>> Start MATERIAL PROVIDED

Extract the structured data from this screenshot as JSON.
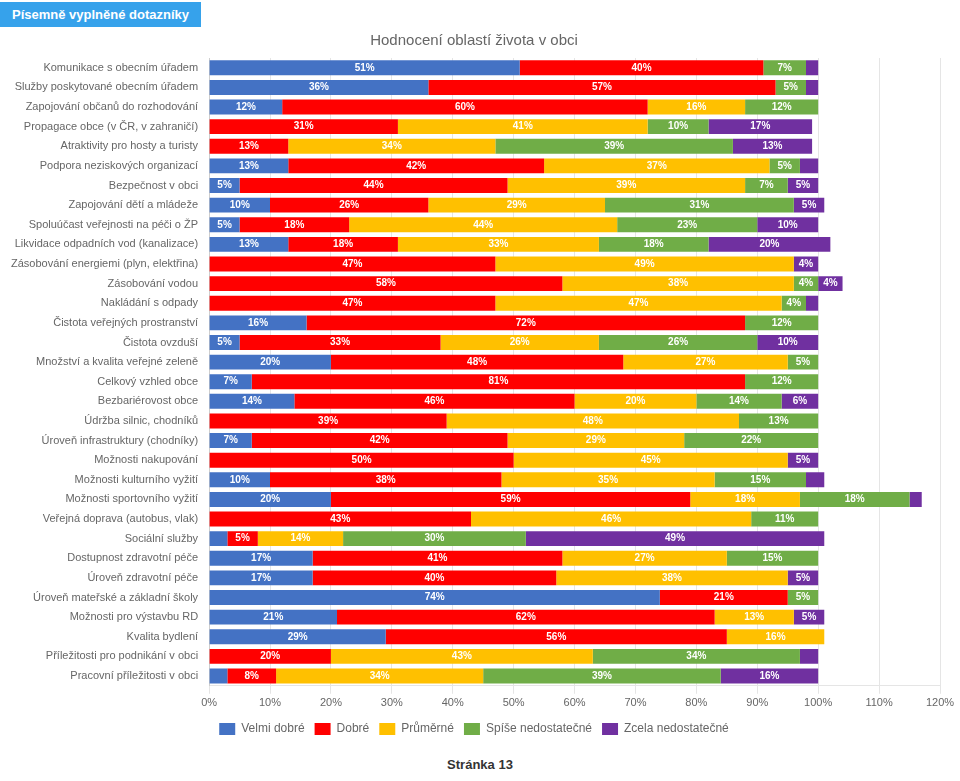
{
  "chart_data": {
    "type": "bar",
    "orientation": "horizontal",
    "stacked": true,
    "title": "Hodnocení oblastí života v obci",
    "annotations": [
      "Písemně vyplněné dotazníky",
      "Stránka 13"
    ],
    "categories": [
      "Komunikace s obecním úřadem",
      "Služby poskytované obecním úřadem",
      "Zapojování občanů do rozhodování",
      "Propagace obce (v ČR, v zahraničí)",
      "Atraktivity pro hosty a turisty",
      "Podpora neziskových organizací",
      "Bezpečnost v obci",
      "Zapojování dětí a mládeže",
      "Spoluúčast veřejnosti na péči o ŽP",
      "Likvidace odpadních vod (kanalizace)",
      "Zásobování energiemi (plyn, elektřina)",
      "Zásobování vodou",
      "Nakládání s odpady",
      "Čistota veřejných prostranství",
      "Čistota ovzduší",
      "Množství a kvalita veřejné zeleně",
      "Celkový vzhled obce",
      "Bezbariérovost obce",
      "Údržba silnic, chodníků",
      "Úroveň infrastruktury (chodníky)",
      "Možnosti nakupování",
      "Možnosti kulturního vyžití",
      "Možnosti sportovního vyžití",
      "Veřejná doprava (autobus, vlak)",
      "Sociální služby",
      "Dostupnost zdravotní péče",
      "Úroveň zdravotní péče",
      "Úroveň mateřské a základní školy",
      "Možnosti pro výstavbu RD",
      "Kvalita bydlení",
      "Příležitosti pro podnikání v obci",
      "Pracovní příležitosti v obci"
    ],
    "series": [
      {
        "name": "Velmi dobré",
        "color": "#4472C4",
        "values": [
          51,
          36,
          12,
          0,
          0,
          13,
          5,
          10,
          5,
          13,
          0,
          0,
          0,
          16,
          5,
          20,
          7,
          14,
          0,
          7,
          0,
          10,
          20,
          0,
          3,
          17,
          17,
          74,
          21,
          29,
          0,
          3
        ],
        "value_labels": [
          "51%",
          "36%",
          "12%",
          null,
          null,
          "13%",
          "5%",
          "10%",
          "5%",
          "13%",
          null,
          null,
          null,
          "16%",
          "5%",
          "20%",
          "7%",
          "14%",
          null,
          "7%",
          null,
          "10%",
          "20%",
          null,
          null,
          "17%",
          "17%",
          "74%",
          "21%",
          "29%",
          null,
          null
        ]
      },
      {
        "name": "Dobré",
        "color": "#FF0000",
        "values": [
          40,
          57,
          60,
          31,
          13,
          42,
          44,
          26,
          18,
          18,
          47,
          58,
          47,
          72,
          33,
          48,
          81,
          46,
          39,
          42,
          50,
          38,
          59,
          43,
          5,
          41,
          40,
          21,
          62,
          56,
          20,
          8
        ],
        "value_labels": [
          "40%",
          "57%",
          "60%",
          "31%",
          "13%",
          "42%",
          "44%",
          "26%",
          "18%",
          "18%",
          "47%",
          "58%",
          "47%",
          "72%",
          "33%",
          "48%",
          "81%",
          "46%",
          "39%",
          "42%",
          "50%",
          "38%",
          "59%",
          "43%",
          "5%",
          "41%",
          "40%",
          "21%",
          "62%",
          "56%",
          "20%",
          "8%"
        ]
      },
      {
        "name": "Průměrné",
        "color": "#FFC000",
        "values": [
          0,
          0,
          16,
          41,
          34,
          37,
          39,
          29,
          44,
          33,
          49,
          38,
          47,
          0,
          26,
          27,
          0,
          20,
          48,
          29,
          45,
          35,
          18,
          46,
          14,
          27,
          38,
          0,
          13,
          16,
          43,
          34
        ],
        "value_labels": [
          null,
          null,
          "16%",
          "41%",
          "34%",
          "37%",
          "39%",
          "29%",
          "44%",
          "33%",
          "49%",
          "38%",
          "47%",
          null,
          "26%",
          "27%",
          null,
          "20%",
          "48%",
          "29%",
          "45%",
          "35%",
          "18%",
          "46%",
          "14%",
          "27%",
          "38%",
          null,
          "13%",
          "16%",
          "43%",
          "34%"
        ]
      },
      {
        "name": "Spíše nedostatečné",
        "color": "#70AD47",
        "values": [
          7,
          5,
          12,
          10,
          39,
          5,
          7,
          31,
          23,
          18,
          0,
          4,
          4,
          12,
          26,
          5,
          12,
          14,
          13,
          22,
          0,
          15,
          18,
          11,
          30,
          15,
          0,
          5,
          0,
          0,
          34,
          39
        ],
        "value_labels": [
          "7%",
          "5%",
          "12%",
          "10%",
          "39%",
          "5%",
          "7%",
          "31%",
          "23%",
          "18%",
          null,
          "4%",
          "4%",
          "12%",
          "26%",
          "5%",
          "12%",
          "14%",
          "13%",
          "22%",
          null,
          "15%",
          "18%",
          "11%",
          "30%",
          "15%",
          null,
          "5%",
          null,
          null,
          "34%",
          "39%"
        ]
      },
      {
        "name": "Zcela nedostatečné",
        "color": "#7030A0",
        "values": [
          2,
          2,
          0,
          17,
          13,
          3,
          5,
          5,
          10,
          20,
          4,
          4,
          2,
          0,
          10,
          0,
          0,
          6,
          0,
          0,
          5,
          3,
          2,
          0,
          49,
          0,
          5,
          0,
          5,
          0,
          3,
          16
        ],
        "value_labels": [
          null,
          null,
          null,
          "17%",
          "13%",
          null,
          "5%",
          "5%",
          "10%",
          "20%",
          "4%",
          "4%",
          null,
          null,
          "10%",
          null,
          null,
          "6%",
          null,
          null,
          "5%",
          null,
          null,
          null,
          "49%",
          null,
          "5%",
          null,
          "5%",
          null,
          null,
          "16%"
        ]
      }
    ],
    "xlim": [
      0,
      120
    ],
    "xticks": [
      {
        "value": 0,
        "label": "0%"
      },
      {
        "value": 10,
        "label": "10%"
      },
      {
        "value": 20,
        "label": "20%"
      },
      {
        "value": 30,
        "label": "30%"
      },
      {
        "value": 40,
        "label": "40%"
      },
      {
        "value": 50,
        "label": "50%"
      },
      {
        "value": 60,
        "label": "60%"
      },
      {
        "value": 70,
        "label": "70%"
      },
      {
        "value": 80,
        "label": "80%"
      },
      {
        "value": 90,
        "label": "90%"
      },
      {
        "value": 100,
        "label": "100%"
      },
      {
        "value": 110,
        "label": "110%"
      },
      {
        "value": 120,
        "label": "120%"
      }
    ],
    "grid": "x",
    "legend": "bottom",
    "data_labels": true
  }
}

>> End MATERIAL PROVIDED

# [AIM]
Pick out the lines containing the word "Zapojování" and show them.

# [TASK RESULT]
      "Zapojování občanů do rozhodování",
      "Zapojování dětí a mládeže",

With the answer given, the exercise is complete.